## THE EXERCISE
What is the number of lines in these entries that include "title"? Write that number and no other text.

Figure data in JSON:
************
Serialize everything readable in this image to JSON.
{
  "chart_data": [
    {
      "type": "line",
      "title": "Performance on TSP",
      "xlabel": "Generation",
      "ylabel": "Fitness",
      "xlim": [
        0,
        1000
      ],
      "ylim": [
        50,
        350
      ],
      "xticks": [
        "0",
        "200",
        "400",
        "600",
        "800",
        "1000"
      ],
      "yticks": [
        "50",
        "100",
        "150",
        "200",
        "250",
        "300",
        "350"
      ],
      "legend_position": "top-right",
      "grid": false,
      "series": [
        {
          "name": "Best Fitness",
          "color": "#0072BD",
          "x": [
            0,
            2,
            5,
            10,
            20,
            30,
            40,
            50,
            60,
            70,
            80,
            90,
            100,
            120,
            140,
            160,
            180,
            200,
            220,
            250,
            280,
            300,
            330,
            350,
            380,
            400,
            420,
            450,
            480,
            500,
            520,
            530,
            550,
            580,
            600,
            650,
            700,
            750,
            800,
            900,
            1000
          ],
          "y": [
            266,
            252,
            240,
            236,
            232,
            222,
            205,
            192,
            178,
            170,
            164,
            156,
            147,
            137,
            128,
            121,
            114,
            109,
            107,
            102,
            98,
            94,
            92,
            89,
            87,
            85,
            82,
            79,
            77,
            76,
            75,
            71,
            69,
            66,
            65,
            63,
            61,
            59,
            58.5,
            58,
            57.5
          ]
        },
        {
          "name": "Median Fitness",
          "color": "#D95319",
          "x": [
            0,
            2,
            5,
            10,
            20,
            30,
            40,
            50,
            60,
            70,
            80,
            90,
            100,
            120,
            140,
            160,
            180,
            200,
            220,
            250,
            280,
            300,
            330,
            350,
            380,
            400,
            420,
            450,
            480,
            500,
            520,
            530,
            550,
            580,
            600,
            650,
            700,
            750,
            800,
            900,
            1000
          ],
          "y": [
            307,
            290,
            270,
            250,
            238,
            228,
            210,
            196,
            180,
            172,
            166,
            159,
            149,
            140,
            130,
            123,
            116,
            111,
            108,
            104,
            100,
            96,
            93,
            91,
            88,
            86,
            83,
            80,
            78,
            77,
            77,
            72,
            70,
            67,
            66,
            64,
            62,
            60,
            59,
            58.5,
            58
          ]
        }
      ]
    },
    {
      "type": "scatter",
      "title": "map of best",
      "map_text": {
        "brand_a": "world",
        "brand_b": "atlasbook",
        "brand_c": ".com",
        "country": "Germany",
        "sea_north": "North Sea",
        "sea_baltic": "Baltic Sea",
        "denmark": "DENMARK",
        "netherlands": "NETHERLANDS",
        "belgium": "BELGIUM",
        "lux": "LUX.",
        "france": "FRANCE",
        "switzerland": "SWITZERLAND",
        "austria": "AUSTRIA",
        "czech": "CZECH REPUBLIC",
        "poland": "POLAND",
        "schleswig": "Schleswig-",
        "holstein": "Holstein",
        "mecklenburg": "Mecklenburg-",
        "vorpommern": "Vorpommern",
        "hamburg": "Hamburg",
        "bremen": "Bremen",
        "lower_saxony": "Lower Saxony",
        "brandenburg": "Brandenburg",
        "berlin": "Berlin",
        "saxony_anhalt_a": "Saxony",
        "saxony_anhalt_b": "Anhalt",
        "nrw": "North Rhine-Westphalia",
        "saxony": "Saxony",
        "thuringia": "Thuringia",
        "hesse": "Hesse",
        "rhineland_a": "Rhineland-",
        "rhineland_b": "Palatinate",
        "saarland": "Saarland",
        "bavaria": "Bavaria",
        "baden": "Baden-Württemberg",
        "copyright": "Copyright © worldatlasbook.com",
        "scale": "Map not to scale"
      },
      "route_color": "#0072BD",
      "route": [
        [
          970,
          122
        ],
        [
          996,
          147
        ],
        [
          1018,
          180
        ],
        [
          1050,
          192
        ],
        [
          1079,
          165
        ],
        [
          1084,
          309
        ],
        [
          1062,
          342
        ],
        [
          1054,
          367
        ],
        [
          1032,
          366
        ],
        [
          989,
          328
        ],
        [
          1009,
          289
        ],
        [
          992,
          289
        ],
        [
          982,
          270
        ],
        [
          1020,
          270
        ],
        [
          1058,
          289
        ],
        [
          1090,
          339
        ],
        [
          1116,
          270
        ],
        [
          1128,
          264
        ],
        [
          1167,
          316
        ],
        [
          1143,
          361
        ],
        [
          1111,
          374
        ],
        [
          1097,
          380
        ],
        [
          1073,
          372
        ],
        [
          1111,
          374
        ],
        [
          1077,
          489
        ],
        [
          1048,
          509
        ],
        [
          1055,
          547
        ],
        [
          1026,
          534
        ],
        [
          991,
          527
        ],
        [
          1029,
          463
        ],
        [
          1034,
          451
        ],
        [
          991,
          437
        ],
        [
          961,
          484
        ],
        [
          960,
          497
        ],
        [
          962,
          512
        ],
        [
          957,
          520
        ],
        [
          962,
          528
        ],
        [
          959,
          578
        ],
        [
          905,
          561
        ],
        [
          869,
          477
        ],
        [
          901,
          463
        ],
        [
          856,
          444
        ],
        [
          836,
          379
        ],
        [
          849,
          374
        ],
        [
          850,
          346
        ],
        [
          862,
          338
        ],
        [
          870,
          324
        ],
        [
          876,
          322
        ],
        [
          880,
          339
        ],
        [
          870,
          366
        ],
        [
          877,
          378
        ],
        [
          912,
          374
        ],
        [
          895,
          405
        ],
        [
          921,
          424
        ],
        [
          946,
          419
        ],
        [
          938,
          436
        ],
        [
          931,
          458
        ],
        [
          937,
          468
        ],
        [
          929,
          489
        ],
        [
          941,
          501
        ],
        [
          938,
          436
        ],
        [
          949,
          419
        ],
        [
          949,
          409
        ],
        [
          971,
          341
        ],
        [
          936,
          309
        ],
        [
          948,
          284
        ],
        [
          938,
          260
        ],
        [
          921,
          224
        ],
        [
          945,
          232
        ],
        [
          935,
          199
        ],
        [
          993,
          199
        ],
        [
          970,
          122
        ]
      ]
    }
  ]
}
************
## WRITTEN ANSWER
2